• [THE TASK]: Copy out all the lines in the records that include the word "name".

• [DATASET EXTRACT]:
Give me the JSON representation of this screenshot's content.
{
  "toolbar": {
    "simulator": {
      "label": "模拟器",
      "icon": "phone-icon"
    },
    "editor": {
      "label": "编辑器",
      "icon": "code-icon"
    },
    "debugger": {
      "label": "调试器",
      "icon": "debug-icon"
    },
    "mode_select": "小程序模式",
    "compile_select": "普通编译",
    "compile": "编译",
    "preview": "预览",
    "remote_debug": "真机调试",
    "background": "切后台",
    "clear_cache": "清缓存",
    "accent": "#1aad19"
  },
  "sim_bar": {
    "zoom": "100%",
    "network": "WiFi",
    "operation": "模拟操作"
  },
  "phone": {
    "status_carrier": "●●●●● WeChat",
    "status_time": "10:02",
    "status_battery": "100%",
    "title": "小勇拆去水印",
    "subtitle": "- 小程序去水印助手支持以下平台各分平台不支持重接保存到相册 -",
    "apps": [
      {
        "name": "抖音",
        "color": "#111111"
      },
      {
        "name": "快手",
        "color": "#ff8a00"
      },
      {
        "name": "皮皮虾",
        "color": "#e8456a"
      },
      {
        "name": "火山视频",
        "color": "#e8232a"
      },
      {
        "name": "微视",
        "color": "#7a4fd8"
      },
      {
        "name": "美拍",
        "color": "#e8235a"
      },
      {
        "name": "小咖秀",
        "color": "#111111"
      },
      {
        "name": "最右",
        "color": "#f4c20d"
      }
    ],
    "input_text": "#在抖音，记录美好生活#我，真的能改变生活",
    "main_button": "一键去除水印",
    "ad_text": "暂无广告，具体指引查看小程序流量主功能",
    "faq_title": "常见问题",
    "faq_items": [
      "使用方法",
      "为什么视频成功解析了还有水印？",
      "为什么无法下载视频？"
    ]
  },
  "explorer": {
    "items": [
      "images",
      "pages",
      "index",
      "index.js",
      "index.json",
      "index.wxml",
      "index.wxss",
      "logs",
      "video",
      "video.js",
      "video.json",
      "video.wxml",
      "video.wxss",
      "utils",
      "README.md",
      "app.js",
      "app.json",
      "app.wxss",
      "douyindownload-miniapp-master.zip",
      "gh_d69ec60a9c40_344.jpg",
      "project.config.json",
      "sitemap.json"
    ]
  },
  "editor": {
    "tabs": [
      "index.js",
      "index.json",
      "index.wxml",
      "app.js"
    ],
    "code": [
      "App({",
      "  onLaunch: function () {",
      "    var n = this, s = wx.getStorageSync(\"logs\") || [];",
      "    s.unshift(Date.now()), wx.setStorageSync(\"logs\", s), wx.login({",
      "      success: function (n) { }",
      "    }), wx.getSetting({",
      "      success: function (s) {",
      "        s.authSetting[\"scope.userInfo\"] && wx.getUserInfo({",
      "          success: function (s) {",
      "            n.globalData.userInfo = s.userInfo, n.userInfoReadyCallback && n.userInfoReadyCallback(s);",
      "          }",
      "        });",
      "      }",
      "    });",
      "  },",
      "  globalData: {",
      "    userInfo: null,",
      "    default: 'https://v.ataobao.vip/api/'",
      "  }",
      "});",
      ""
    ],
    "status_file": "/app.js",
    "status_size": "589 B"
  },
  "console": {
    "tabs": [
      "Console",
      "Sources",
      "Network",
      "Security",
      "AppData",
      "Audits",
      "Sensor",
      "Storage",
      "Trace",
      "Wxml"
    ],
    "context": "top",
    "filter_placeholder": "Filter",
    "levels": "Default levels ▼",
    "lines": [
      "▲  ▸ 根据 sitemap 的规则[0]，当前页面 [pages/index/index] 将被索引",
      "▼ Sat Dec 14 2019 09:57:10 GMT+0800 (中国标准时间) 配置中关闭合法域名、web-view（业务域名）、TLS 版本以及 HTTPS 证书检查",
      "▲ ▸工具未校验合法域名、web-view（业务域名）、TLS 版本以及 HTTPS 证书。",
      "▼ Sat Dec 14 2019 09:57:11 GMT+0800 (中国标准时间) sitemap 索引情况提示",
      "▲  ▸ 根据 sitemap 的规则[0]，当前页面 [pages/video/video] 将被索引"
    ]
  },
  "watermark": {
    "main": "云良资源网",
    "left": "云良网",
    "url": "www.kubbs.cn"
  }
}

• [COMPLETE ANSWER]:
        "name": "抖音",
        "name": "快手",
        "name": "皮皮虾",
        "name": "火山视频",
        "name": "微视",
        "name": "美拍",
        "name": "小咖秀",
        "name": "最右",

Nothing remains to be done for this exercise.